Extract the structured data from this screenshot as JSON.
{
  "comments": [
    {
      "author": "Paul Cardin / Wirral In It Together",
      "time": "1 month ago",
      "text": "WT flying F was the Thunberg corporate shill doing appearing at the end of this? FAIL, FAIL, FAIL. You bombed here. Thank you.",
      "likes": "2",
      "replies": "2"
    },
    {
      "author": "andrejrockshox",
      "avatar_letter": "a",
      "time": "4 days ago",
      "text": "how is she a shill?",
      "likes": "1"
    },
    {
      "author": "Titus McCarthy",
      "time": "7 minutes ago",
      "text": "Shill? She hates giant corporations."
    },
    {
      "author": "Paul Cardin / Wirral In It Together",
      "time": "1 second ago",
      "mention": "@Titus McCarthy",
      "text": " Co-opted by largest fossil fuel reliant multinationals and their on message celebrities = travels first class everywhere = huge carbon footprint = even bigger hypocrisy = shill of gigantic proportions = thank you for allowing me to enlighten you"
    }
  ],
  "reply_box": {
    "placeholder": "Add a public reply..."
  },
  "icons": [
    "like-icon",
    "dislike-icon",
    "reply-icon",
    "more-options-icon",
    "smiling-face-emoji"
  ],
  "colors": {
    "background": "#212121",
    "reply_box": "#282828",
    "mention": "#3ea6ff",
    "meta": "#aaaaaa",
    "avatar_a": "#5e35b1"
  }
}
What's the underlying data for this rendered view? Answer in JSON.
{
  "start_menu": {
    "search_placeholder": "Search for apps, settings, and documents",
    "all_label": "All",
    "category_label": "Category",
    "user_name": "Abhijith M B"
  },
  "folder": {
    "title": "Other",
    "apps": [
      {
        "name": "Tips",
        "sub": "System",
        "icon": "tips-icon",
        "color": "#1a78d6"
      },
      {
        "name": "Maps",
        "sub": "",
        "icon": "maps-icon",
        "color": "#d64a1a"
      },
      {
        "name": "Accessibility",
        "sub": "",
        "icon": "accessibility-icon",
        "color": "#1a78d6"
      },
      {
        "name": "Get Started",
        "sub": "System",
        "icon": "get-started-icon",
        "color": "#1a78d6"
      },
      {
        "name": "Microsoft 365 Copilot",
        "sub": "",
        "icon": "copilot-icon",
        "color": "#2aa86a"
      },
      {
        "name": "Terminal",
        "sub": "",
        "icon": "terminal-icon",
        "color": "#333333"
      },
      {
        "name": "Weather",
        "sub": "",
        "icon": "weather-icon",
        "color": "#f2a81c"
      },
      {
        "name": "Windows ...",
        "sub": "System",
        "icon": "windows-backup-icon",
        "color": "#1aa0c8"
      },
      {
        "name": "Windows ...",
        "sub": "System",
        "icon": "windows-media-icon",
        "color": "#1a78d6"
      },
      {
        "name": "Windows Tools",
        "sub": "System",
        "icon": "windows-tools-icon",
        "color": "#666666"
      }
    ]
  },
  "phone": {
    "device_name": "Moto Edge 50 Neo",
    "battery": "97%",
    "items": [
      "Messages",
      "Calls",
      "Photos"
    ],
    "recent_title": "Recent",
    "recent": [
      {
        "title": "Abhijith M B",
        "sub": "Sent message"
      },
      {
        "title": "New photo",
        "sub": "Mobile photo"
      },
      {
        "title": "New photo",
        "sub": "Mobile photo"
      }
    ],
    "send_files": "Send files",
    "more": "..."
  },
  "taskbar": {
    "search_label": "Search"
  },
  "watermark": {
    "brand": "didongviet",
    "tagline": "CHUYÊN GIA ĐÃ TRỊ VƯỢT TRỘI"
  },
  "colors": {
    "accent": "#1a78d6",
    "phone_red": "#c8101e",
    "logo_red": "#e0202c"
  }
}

■ ■ ■ ■ ■ ■ ■

◆ **TASK DIRECTIONS**: Retype the listing exactly, in full.

◆ **WRITTEN SOLUTION**:
Extract the structured data from this screenshot as JSON.
{
  "comments": [
    {
      "author": "Paul Cardin / Wirral In It Together",
      "time": "1 month ago",
      "text": "WT flying F was the Thunberg corporate shill doing appearing at the end of this? FAIL, FAIL, FAIL. You bombed here. Thank you.",
      "likes": "2",
      "replies": "2"
    },
    {
      "author": "andrejrockshox",
      "avatar_letter": "a",
      "time": "4 days ago",
      "text": "how is she a shill?",
      "likes": "1"
    },
    {
      "author": "Titus McCarthy",
      "time": "7 minutes ago",
      "text": "Shill? She hates giant corporations."
    },
    {
      "author": "Paul Cardin / Wirral In It Together",
      "time": "1 second ago",
      "mention": "@Titus McCarthy",
      "text": " Co-opted by largest fossil fuel reliant multinationals and their on message celebrities = travels first class everywhere = huge carbon footprint = even bigger hypocrisy = shill of gigantic proportions = thank you for allowing me to enlighten you"
    }
  ],
  "reply_box": {
    "placeholder": "Add a public reply..."
  },
  "icons": [
    "like-icon",
    "dislike-icon",
    "reply-icon",
    "more-options-icon",
    "smiling-face-emoji"
  ],
  "colors": {
    "background": "#212121",
    "reply_box": "#282828",
    "mention": "#3ea6ff",
    "meta": "#aaaaaa",
    "avatar_a": "#5e35b1"
  }
}
What's the underlying data for this rendered view? Answer in JSON.
{
  "start_menu": {
    "search_placeholder": "Search for apps, settings, and documents",
    "all_label": "All",
    "category_label": "Category",
    "user_name": "Abhijith M B"
  },
  "folder": {
    "title": "Other",
    "apps": [
      {
        "name": "Tips",
        "sub": "System",
        "icon": "tips-icon",
        "color": "#1a78d6"
      },
      {
        "name": "Maps",
        "sub": "",
        "icon": "maps-icon",
        "color": "#d64a1a"
      },
      {
        "name": "Accessibility",
        "sub": "",
        "icon": "accessibility-icon",
        "color": "#1a78d6"
      },
      {
        "name": "Get Started",
        "sub": "System",
        "icon": "get-started-icon",
        "color": "#1a78d6"
      },
      {
        "name": "Microsoft 365 Copilot",
        "sub": "",
        "icon": "copilot-icon",
        "color": "#2aa86a"
      },
      {
        "name": "Terminal",
        "sub": "",
        "icon": "terminal-icon",
        "color": "#333333"
      },
      {
        "name": "Weather",
        "sub": "",
        "icon": "weather-icon",
        "color": "#f2a81c"
      },
      {
        "name": "Windows ...",
        "sub": "System",
        "icon": "windows-backup-icon",
        "color": "#1aa0c8"
      },
      {
        "name": "Windows ...",
        "sub": "System",
        "icon": "windows-media-icon",
        "color": "#1a78d6"
      },
      {
        "name": "Windows Tools",
        "sub": "System",
        "icon": "windows-tools-icon",
        "color": "#666666"
      }
    ]
  },
  "phone": {
    "device_name": "Moto Edge 50 Neo",
    "battery": "97%",
    "items": [
      "Messages",
      "Calls",
      "Photos"
    ],
    "recent_title": "Recent",
    "recent": [
      {
        "title": "Abhijith M B",
        "sub": "Sent message"
      },
      {
        "title": "New photo",
        "sub": "Mobile photo"
      },
      {
        "title": "New photo",
        "sub": "Mobile photo"
      }
    ],
    "send_files": "Send files",
    "more": "..."
  },
  "taskbar": {
    "search_label": "Search"
  },
  "watermark": {
    "brand": "didongviet",
    "tagline": "CHUYÊN GIA ĐÃ TRỊ VƯỢT TRỘI"
  },
  "colors": {
    "accent": "#1a78d6",
    "phone_red": "#c8101e",
    "logo_red": "#e0202c"
  }
}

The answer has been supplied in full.